##### Source document

Eddy Nuttall, the owner and head chef of Dish, will be hoping there’s some truth in the adage that one man’s loss is another’s gain.
He moved his still relatively fledgling venture into number 19 Boar Lane a matter of months after Anthony’s – one of the city’s one-time culinary heavyweights – was forced to move out.
Former occupant Anthony Flinn had been struggling to sustain the initial soar-away success of his eponymous restaurant and closed the fine dining establishment for good shortly after vacating the Boar Lane site to set up shop in the Corn Exchange.
While his predecessor’s struggles should act as a salutory warning, however, Nuttall has reason to be optimistic.
Dish’s fortunes have, to date, travelled in the opposite direction.
Previously occupying significantly smaller premises on Great George Street, the restaurant earned high praise when Oliver ate there in January of last year.
The Best Newcomer title at the 2013 Oliver Awards followed and, with demand outstripping the supply of tables, within months the restaurant had outgrown the building and Nuttall was looking to up-size.
At Boar Lane he’s certainly found what he was looking for – the ground level bar area is not a lot smaller than the entire space the restaurant enjoyed at Great George Street. The subterranean dining area itself is gargantuan in comparison.
However, given that part of the Great George Street restaurant’s appeal was its intimacy and the attentiveness of the service, it will be interesting to see whether the staff can replicate the success they’ve created so far in much more spacious – and prominent – surroundings.
In some respects there’s a sense that they’re still learning to adjust – we had to grab our waiter’s attention a couple of times because of requests that had been overlooked
There was also a substantial wait between our starters and main courses.
For the most part, however, Dish appears to be making the step up with cautious assurance.
It was pleasantly busy on the Saturday night of our visit. Thankfully, given that on the last occasion that we visited Anthony’s we entered through an obscure side door, on this occasion we were able to get in through the front.

##########
##### Data provided

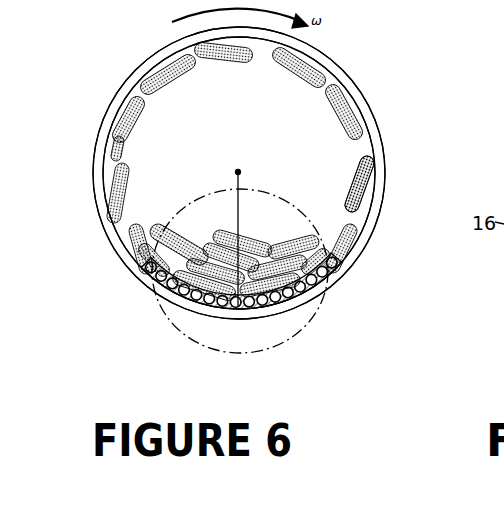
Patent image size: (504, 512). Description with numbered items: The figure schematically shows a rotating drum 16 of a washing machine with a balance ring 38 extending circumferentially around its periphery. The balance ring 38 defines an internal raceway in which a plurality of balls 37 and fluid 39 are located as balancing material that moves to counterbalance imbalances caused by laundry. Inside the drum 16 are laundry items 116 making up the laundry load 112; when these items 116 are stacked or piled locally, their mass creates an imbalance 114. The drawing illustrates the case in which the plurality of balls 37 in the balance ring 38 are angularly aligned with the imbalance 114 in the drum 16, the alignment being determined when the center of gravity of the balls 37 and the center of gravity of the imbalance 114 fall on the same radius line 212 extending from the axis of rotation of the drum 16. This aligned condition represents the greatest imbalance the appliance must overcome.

The drum 16 is at (350, 117).
The balance ring 38 is at (385, 163).
The fluid 39 is at (348, 250).
The balls 37 is at (312, 312).
The imbalance 114 is at (270, 351).
The radius line 212 is at (236, 203).
The laundry items 116 is at (137, 243).
The laundry load 112 is at (370, 196).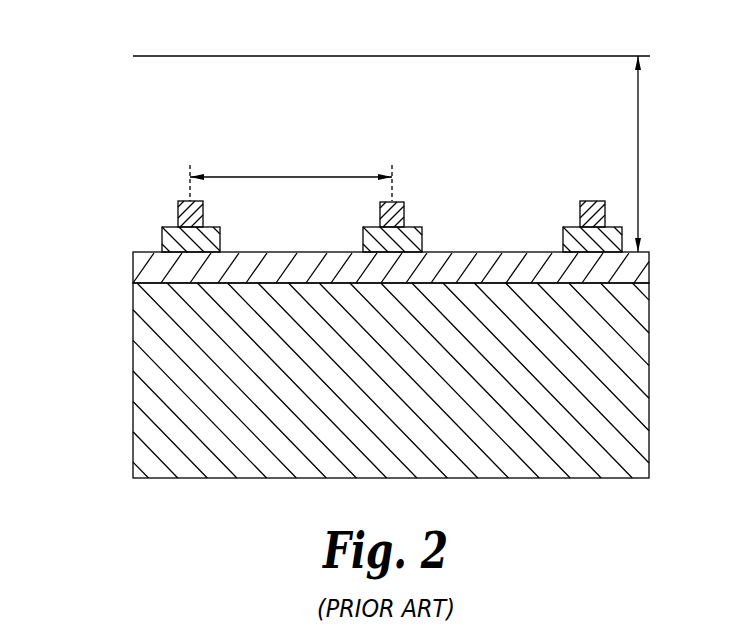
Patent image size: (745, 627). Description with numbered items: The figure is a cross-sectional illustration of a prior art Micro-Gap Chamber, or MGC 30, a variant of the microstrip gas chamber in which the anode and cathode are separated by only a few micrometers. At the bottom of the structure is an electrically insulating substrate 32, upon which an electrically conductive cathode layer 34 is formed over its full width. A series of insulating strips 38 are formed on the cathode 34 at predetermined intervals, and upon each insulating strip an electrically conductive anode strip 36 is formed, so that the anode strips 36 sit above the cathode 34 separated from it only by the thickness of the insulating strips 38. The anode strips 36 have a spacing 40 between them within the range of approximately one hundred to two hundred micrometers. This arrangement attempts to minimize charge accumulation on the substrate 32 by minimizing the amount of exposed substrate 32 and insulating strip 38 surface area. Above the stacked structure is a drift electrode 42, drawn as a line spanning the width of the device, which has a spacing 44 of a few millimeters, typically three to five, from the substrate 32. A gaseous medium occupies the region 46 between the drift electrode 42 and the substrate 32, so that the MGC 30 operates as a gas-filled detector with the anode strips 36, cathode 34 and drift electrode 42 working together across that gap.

The MGC 30 is at (93, 98).
The electrically insulating substrate 32 is at (133, 405).
The electrically conductive cathode layer 34 is at (133, 265).
The electrically conductive anode strip 36 is at (178, 213).
The insulating strip 38 is at (221, 231).
The spacing 40 is at (312, 175).
The drift electrode 42 is at (367, 56).
The spacing 44 is at (639, 152).
The gap region 46 is at (507, 112).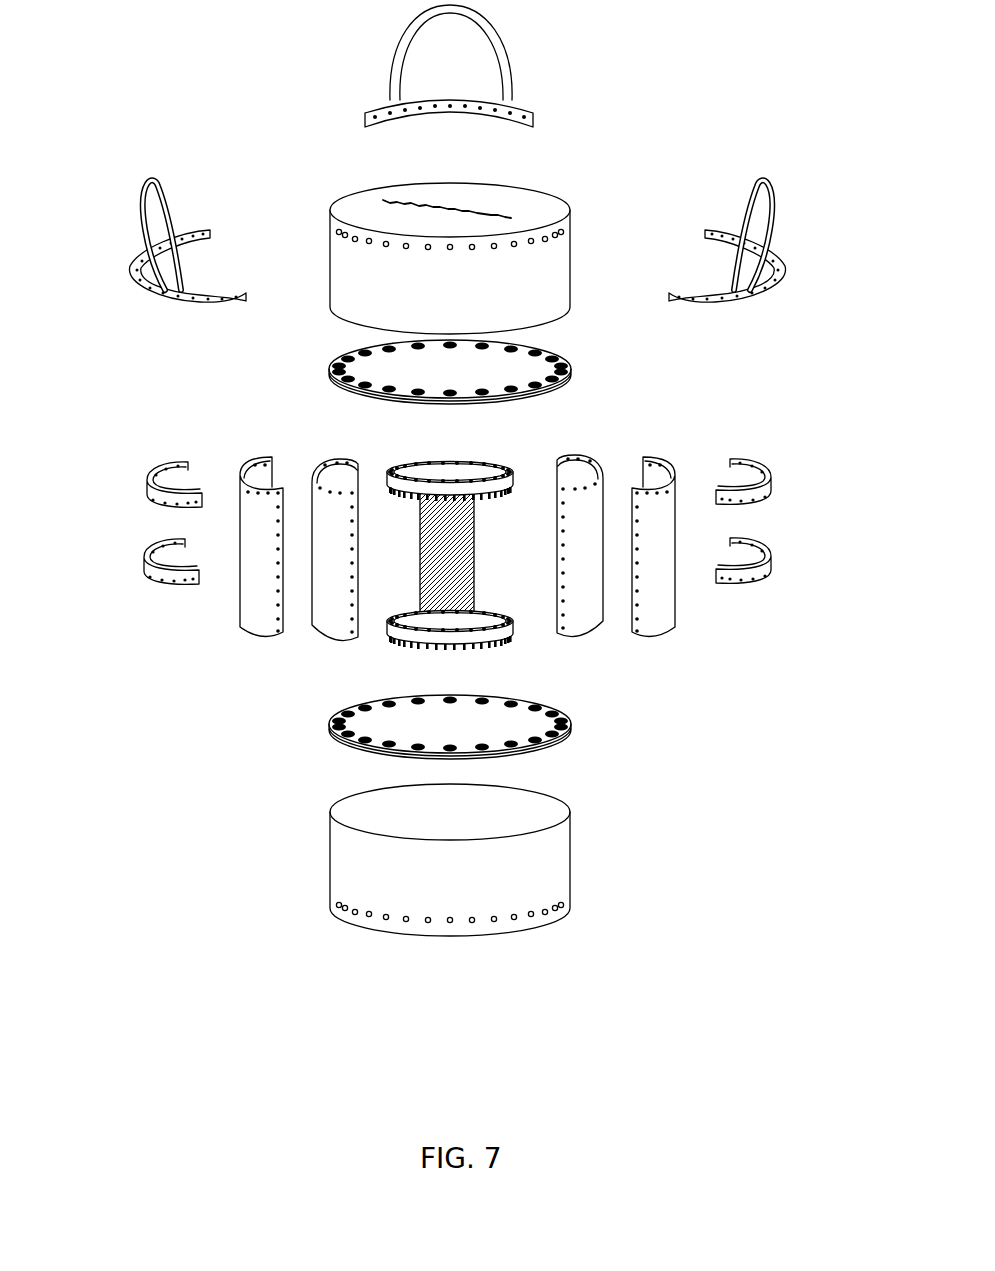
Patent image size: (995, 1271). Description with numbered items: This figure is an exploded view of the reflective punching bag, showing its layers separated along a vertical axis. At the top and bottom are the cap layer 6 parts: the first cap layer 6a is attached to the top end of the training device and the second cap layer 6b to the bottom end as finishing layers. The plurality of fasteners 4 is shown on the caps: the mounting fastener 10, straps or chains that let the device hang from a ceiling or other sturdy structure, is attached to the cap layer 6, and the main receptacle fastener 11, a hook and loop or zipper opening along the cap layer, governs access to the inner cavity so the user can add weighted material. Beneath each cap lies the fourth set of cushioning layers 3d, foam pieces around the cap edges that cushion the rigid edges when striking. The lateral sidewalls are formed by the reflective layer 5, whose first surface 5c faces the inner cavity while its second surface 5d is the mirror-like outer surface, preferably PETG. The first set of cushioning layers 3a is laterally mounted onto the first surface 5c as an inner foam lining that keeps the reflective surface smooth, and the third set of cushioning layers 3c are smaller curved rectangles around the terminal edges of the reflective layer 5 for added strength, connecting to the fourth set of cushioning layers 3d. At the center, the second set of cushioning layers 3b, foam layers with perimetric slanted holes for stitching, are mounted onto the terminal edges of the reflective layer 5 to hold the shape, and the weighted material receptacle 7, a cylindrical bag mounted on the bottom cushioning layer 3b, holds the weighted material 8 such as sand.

The plurality of fasteners 4 is at (392, 100).
The mounting fastener 10 is at (135, 254).
The main receptacle fastener 11 is at (487, 213).
The cap layer 6 is at (498, 531).
The first cap layer 6a is at (496, 230).
The second cap layer 6b is at (553, 870).
The first set of cushioning layers 3a is at (350, 640).
The second set of cushioning layers 3b is at (470, 468).
The third set of cushioning layers 3c is at (144, 466).
The fourth set of cushioning layers 3d is at (562, 358).
The reflective layer 5 is at (270, 632).
The first surface 5c is at (250, 462).
The second surface 5d is at (260, 598).
The weighted material receptacle 7 is at (422, 548).
The weighted material 8 is at (472, 565).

##########

**Exercise set**
(a) Answer each question from the review of Dish:
(i) On which street was Dish located before it moved to Boar Lane?
(ii) What title did Dish win at the 2013 Oliver Awards?
(iii) Where did Anthony Flinn set up shop after vacating the Boar Lane site?
(b) Please set down word for word the passage of the Dish review that begins at "However, given that" and stops after "through the front.".
The records have no connection to the restaurant review.

**Solutions to the tasks**
(a)
(i) Great George Street
(ii) Best Newcomer
(iii) The Corn Exchange

(b)
However, given that part of the Great George Street restaurant’s appeal was its intimacy and the attentiveness of the service, it will be interesting to see whether the staff can replicate the success they’ve created so far in much more spacious – and prominent – surroundings.
In some respects there’s a sense that they’re still learning to adjust – we had to grab our waiter’s attention a couple of times because of requests that had been overlooked
There was also a substantial wait between our starters and main courses.
For the most part, however, Dish appears to be making the step up with cautious assurance.
It was pleasantly busy on the Saturday night of our visit. Thankfully, given that on the last occasion that we visited Anthony’s we entered through an obscure side door, on this occasion we were able to get in through the front.